- [Task input]:
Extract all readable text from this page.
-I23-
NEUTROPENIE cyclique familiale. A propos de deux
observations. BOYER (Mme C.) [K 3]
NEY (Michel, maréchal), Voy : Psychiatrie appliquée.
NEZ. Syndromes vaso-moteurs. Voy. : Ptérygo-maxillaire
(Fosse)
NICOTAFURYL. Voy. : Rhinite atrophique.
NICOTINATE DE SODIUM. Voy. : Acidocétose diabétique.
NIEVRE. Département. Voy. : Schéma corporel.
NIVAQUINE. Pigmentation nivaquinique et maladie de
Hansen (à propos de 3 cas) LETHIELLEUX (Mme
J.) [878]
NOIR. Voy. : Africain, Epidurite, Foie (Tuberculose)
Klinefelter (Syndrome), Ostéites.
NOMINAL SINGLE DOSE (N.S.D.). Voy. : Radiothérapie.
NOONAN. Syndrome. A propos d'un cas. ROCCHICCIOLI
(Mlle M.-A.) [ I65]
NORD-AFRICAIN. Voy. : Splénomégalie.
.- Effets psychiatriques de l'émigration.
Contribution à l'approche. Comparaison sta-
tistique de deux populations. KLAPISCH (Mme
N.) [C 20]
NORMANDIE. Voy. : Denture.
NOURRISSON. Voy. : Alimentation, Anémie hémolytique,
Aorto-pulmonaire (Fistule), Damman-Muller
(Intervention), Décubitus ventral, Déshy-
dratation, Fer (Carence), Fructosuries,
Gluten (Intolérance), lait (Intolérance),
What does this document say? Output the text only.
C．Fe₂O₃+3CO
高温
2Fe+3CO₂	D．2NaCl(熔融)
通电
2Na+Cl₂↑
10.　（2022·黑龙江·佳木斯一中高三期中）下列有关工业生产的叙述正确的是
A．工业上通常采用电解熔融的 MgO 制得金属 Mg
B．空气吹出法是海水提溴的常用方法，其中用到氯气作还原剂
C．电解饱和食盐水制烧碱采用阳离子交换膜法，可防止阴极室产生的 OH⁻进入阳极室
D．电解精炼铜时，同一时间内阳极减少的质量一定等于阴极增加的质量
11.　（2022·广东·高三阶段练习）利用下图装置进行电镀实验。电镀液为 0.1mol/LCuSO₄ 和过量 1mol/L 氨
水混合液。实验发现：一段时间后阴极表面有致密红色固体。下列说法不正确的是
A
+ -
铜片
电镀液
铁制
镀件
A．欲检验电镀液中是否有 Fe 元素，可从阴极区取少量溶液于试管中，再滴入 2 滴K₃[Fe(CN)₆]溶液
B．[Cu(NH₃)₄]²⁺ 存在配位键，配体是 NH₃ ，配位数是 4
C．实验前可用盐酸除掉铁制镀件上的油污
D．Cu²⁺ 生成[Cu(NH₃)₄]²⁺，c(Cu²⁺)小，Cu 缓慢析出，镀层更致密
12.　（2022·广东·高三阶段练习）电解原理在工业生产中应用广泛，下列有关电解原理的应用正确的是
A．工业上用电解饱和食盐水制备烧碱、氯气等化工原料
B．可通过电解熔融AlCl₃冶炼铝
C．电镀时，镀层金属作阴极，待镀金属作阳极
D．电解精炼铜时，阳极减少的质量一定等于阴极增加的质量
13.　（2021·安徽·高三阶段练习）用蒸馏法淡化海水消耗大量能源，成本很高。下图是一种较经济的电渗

- [Written problem]: Lines that hold "deux" are the ones to copy; find all of them.

- [Finished exercise]:
NEUTROPENIE cyclique familiale. A propos de deux
tistique de deux populations. KLAPISCH (Mme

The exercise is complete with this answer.